A run of records
----------

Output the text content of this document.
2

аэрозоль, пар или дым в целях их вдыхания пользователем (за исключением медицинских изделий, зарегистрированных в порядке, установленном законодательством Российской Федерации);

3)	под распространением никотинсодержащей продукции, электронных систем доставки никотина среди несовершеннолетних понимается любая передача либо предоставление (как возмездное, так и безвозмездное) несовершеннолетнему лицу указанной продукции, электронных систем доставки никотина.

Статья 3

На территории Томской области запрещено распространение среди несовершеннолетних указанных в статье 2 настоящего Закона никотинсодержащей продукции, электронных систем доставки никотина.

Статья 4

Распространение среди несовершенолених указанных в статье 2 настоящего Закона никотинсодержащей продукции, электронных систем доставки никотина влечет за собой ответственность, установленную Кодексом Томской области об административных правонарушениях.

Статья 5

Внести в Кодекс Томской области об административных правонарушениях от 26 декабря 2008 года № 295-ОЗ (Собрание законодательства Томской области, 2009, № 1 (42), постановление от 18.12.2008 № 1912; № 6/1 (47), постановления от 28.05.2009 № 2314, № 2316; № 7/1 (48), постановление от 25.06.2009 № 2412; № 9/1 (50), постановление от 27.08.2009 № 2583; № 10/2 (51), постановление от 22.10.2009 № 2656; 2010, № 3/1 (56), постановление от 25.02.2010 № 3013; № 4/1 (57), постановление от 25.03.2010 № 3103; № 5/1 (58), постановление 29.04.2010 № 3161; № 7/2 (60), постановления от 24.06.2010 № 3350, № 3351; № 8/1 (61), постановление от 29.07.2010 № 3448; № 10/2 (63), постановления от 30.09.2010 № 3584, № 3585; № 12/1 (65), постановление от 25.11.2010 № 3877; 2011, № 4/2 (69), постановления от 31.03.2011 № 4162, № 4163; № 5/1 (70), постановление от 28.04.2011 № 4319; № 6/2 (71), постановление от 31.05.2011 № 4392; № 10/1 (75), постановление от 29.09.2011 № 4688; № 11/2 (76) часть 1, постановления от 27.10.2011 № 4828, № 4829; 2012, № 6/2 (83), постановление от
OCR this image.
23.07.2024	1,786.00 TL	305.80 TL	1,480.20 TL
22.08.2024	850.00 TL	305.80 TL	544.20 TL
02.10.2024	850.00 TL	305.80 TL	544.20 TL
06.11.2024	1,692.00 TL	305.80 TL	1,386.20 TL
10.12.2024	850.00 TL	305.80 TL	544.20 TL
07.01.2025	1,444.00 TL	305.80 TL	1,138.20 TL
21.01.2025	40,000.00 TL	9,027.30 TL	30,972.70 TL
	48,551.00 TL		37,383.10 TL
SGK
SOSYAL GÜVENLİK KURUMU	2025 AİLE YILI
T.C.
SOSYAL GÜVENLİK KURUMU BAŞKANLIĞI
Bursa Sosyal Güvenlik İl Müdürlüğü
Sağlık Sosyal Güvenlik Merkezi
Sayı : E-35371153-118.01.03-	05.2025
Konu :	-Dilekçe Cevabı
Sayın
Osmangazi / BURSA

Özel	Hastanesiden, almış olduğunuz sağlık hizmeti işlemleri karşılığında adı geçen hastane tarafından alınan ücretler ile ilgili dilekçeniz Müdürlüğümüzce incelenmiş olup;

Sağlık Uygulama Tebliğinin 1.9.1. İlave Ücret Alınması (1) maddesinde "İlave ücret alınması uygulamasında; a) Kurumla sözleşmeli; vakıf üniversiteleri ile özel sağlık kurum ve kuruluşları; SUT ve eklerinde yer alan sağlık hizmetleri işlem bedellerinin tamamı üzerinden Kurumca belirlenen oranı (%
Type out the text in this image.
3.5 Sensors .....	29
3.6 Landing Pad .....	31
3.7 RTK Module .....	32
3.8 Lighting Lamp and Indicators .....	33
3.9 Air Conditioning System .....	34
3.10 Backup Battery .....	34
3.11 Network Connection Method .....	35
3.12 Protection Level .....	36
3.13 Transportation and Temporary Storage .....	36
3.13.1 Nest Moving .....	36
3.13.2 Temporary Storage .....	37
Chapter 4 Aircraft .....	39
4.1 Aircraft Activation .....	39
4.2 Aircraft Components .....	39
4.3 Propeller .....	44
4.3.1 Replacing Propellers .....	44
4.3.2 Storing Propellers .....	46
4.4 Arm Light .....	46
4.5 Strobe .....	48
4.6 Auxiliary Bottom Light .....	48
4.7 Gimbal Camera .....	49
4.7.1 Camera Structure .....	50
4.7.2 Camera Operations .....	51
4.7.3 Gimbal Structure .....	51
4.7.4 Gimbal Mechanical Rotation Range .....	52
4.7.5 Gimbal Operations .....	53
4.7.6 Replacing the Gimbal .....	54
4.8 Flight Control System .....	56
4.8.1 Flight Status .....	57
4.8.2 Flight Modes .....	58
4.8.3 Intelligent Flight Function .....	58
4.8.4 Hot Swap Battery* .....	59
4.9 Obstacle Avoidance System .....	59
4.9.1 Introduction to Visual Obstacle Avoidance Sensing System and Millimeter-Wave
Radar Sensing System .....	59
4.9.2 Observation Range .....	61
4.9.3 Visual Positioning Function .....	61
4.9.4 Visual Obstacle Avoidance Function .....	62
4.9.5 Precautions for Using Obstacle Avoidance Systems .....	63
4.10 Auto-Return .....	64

----------

▶ [Set exercise]
Say how many lines in the records hold the string "Propellers", and say nothing else.

▶ [Result for this task]
2